Element location data
--------------------------------------------------

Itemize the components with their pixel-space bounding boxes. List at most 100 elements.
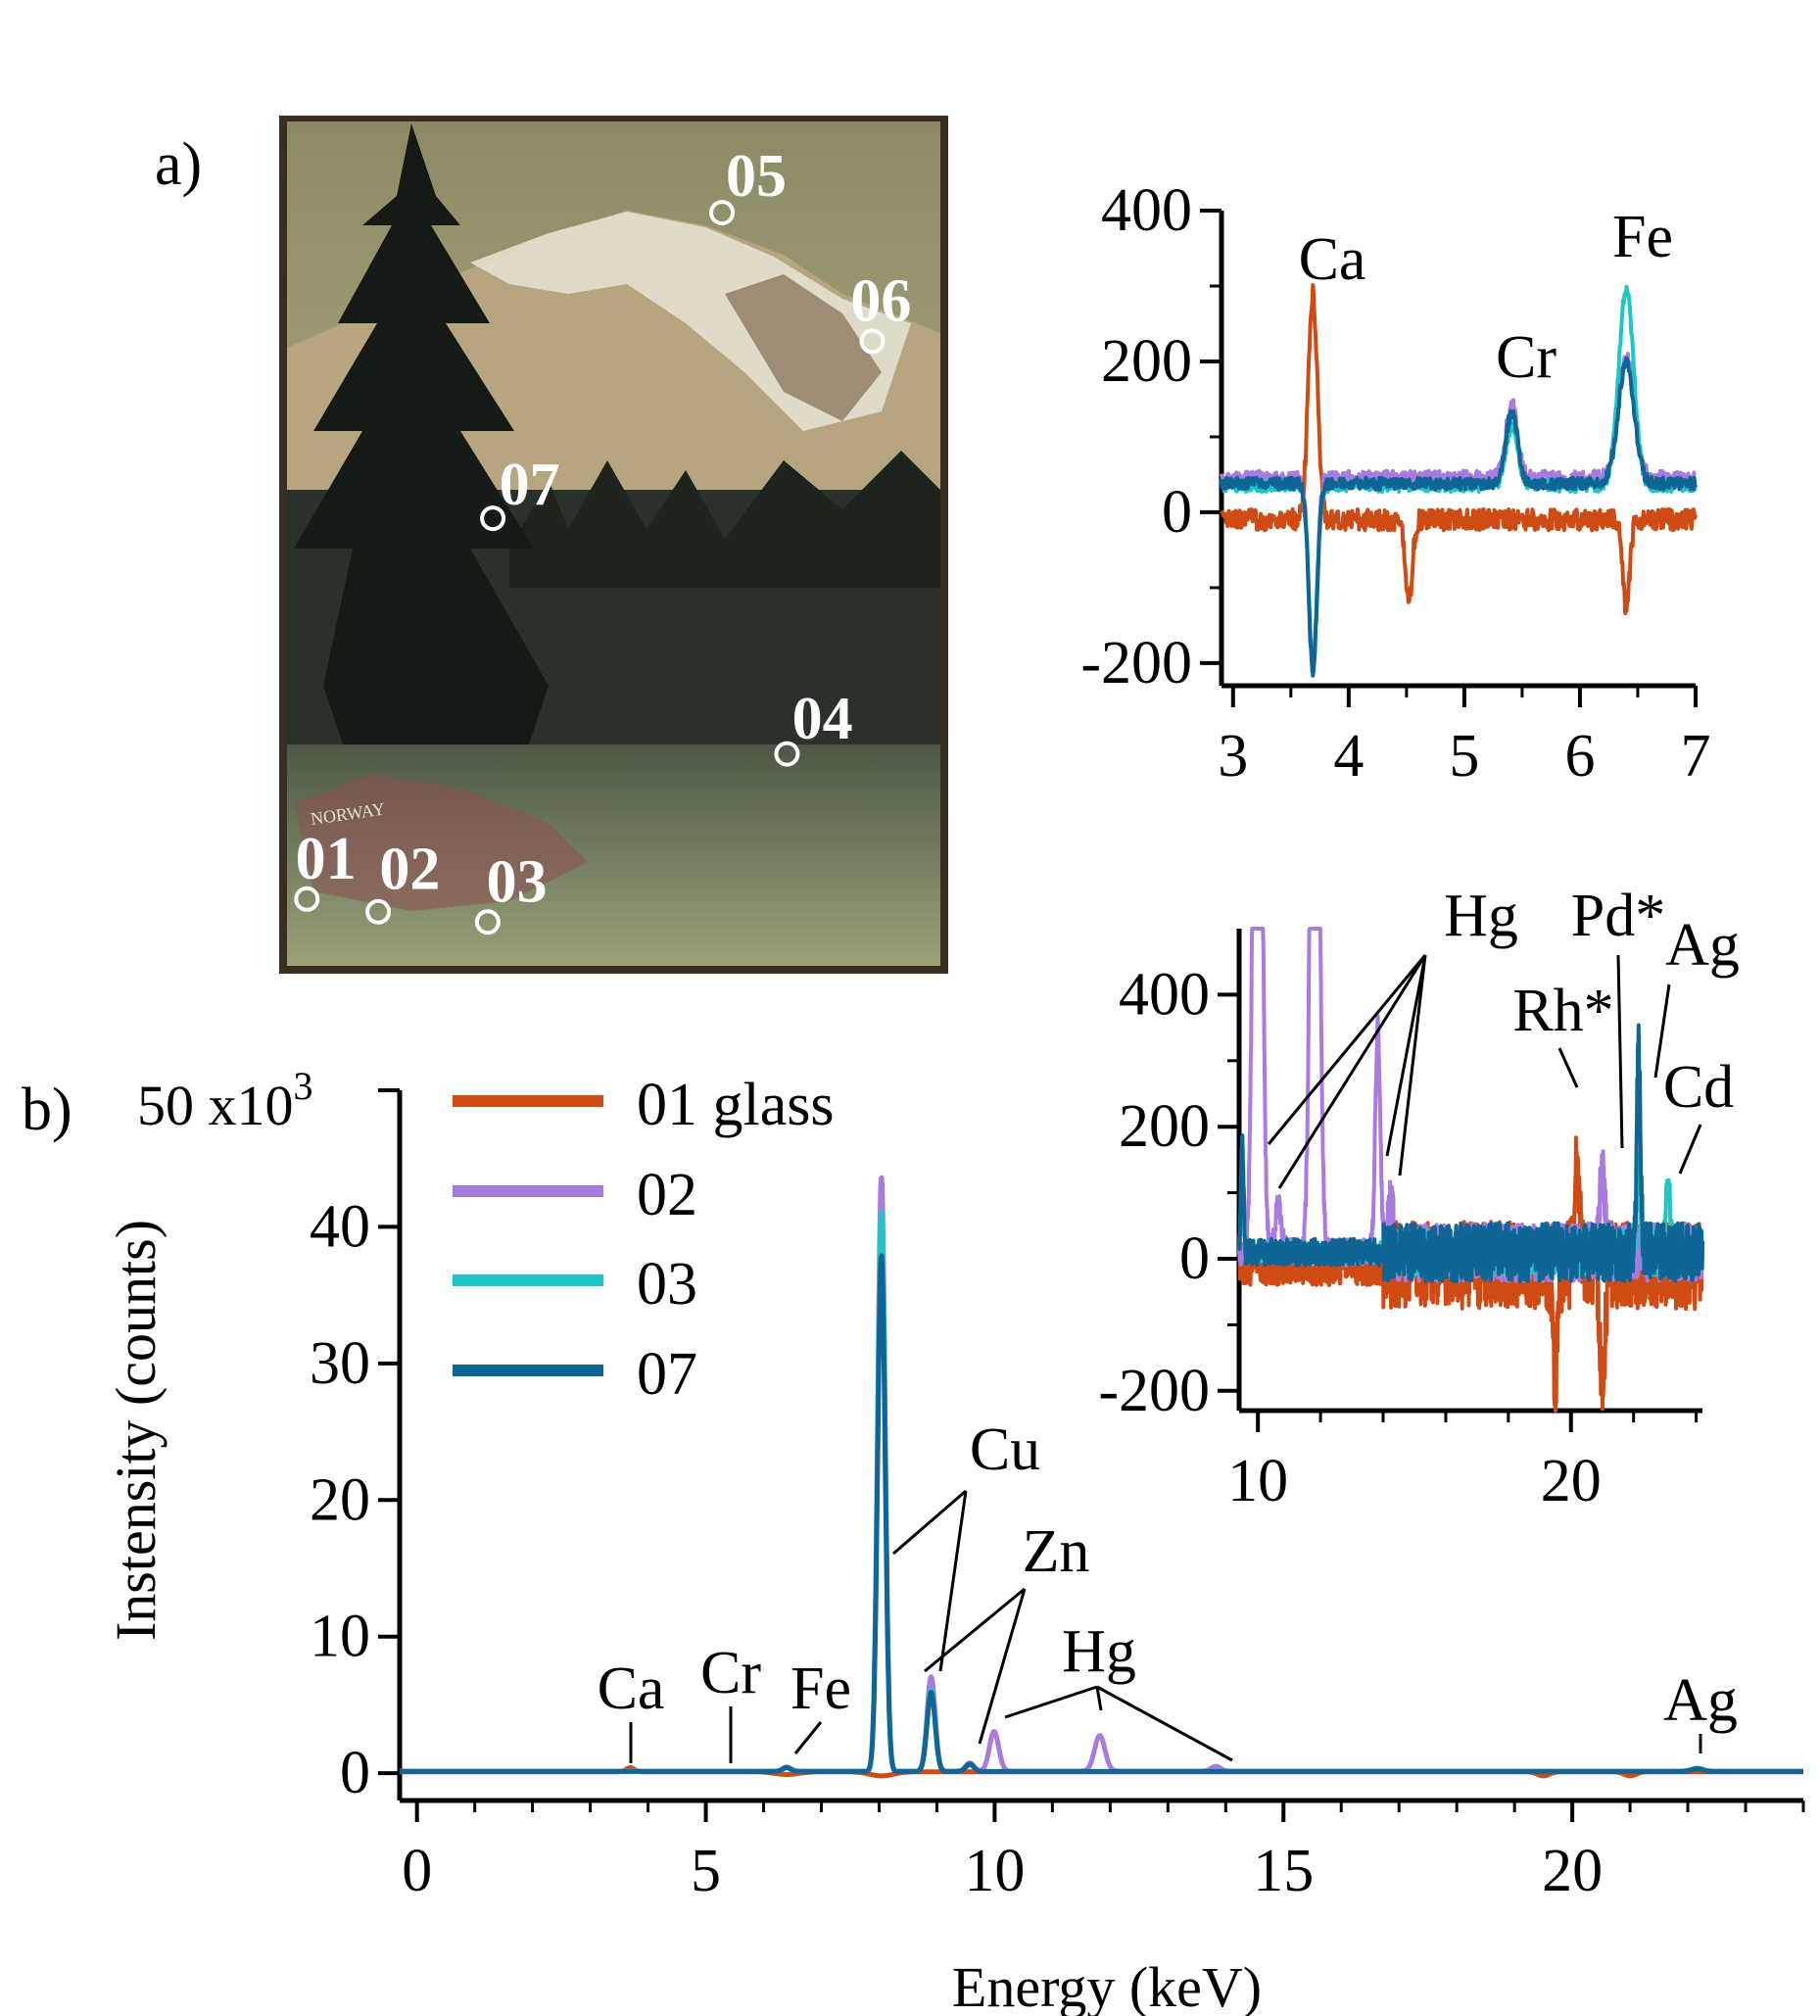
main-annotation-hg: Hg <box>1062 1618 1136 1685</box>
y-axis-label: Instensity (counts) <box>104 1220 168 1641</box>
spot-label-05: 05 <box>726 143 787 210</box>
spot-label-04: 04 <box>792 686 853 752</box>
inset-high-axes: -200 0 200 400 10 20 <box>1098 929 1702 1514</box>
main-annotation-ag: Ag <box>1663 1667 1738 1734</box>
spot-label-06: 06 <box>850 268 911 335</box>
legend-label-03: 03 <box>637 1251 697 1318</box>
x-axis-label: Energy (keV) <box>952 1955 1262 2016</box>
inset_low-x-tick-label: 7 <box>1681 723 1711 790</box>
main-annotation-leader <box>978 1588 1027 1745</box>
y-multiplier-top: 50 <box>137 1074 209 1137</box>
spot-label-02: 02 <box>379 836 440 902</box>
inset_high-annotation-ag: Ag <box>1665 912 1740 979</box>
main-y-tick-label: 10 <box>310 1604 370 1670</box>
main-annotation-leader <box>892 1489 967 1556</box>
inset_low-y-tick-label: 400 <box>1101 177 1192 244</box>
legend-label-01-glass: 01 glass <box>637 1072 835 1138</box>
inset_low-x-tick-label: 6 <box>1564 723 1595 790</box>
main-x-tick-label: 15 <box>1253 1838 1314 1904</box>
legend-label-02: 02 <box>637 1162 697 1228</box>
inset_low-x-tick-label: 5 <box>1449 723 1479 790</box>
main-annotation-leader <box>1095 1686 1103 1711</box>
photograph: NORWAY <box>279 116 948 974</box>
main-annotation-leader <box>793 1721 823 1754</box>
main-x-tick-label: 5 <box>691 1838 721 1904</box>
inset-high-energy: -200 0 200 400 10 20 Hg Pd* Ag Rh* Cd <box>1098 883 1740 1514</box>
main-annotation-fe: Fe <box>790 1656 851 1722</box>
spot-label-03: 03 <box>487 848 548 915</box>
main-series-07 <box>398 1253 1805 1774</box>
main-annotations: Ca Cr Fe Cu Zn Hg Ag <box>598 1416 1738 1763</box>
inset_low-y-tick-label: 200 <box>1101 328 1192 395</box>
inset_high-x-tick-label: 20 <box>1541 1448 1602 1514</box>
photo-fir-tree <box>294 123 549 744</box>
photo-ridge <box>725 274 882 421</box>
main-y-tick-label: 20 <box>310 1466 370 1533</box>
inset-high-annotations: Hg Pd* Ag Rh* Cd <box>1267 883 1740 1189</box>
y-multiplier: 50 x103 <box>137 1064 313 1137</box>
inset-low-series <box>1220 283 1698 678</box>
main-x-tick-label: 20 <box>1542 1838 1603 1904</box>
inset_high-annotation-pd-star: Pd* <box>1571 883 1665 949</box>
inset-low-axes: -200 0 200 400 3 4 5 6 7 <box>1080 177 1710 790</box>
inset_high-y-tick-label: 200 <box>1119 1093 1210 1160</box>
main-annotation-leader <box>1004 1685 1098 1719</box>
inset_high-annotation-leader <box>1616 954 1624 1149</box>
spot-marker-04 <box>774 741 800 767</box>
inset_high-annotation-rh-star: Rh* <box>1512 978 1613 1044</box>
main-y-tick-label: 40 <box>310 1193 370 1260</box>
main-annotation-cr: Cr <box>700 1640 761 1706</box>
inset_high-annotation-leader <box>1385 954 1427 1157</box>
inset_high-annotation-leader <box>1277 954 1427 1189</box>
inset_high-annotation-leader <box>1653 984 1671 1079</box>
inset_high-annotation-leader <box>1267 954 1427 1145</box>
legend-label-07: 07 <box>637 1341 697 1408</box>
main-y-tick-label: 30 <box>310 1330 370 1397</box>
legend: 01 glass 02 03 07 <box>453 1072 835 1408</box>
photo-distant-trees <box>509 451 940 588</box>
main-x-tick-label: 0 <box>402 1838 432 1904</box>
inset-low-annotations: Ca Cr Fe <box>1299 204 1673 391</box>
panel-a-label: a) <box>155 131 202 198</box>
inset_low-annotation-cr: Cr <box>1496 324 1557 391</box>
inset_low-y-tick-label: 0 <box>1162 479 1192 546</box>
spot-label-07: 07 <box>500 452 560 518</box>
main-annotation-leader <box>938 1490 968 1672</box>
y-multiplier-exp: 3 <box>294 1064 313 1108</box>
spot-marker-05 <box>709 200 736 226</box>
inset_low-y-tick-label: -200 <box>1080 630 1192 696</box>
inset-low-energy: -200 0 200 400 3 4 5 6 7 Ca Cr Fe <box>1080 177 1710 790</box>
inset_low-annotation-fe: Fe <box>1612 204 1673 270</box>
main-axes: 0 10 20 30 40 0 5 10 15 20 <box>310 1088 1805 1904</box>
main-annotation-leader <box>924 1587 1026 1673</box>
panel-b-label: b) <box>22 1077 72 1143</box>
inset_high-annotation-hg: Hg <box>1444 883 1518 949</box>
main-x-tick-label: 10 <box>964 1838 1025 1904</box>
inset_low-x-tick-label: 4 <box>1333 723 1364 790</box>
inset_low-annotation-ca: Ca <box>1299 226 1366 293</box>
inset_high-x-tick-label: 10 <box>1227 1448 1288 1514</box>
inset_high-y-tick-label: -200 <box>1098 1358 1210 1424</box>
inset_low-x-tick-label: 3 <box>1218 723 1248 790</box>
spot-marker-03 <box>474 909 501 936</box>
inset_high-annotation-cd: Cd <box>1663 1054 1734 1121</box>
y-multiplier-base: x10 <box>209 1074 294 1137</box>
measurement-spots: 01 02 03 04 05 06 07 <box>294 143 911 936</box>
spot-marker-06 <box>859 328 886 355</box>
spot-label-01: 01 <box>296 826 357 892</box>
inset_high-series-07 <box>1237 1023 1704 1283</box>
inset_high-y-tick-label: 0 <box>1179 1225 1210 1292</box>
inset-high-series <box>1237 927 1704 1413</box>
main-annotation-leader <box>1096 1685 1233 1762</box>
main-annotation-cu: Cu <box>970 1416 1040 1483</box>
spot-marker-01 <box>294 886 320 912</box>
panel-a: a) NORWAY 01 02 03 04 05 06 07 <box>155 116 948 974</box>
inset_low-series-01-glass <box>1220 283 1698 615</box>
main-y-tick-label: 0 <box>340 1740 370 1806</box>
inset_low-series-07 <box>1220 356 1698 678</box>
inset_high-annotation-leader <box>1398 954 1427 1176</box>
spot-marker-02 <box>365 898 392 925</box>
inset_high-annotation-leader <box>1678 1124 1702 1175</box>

--------------------------------------------------

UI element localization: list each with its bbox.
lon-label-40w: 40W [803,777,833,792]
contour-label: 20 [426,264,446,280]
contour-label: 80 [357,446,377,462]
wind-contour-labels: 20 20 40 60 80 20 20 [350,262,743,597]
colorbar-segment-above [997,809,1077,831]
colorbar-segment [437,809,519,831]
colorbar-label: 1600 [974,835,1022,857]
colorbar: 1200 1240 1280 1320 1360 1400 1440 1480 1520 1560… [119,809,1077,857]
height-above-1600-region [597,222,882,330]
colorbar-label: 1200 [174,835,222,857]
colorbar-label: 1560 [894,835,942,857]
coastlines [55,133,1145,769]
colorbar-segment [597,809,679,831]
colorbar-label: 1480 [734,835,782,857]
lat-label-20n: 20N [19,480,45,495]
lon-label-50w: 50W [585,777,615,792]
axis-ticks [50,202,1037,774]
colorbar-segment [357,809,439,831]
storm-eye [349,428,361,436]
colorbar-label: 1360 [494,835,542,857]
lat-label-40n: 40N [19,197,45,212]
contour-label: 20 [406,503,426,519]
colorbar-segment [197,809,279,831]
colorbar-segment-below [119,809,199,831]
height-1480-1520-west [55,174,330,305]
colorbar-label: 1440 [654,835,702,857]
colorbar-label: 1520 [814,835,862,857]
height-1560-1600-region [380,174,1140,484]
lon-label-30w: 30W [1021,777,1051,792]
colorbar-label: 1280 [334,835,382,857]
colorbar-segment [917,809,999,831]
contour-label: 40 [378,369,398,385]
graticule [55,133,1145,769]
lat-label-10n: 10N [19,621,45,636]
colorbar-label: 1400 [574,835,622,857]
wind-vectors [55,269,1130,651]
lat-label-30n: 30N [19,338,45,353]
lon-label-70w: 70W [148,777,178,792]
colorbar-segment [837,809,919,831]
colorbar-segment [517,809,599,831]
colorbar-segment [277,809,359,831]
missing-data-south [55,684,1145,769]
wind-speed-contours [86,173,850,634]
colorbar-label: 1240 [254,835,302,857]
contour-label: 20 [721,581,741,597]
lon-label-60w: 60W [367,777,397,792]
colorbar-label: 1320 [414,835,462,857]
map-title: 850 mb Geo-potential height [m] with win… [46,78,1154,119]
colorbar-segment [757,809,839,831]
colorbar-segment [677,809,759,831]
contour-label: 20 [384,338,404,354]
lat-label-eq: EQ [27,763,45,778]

--------------------------------------------------

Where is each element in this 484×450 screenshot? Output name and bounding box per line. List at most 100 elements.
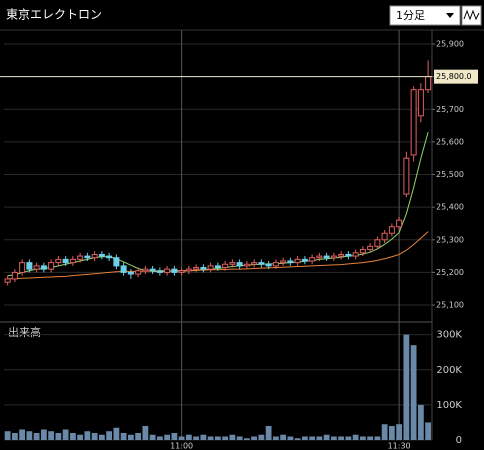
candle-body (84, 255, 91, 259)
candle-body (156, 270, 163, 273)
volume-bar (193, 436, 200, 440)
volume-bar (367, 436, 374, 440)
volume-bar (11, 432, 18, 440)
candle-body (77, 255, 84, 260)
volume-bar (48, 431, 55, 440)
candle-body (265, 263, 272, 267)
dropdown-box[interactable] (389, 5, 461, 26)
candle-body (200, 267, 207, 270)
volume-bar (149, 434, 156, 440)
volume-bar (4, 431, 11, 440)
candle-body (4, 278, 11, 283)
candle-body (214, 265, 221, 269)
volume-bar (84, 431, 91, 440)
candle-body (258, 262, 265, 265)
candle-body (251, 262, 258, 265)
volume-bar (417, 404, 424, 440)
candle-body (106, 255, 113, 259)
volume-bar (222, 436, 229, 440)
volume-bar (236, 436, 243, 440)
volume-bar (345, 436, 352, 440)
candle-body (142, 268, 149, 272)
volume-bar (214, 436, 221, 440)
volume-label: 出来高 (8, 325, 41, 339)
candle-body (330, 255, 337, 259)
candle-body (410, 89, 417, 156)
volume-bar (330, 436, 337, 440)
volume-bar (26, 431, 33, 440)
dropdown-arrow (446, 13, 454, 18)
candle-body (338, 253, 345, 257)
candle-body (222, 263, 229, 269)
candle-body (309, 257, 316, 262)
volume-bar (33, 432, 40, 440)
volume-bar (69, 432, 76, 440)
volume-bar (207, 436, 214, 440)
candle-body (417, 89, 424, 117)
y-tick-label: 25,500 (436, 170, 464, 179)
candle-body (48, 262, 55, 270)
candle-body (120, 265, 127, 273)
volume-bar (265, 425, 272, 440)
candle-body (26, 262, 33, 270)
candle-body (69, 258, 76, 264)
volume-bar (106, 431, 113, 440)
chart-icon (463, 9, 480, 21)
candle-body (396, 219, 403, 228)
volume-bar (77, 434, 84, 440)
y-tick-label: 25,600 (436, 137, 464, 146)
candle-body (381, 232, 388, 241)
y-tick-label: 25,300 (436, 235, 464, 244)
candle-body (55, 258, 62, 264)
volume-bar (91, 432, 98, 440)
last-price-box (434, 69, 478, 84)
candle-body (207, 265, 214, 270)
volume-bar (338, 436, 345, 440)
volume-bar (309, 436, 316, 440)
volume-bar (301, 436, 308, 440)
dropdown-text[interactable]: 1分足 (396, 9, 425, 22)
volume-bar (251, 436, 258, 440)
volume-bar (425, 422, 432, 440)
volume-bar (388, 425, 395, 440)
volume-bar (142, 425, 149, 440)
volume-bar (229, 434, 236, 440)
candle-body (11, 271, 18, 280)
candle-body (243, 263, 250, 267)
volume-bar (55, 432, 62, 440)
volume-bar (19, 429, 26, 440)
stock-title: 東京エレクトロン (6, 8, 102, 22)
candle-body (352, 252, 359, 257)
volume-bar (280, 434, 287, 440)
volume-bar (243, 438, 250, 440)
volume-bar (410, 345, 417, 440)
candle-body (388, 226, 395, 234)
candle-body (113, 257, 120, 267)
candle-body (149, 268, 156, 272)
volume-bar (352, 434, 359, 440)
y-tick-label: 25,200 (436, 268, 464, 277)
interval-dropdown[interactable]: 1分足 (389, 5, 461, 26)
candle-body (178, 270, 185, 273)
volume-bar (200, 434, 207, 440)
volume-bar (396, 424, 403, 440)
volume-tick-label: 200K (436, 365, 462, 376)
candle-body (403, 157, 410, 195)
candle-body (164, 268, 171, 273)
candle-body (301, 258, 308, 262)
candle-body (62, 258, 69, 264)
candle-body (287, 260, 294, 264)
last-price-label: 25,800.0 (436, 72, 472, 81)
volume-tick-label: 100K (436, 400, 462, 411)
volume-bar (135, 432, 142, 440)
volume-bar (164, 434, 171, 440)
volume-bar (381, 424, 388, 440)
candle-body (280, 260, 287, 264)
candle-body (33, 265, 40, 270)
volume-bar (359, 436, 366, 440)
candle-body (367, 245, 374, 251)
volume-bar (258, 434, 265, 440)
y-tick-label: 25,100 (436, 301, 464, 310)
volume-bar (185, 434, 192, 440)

--------------------------------------------------

**TASK DESCRIPTION**
Can you rewrite the material as a Markdown table with the columns "No." and "Entry", beginning at the line that has "candle-body (84, 255, 91, 259)" and stopping after the line that has "candle-body (258, 262, 265, 265)", with one row per line and blank lines left out?

**THE RESULT**
| No. | Entry |
|---|---|
| 1 | candle-body (84, 255, 91, 259) |
| 2 | candle-body (156, 270, 163, 273) |
| 3 | volume-bar (193, 436, 200, 440) |
| 4 | volume-bar (367, 436, 374, 440) |
| 5 | volume-bar (11, 432, 18, 440) |
| 6 | candle-body (77, 255, 84, 260) |
| 7 | volume-bar (48, 431, 55, 440) |
| 8 | candle-body (265, 263, 272, 267) |
| 9 | dropdown-box[interactable] (389, 5, 461, 26) |
| 10 | candle-body (200, 267, 207, 270) |
| 11 | volume-bar (149, 434, 156, 440) |
| 12 | volume-bar (4, 431, 11, 440) |
| 13 | candle-body (4, 278, 11, 283) |
| 14 | candle-body (214, 265, 221, 269) |
| 15 | volume-bar (84, 431, 91, 440) |
| 16 | candle-body (258, 262, 265, 265) |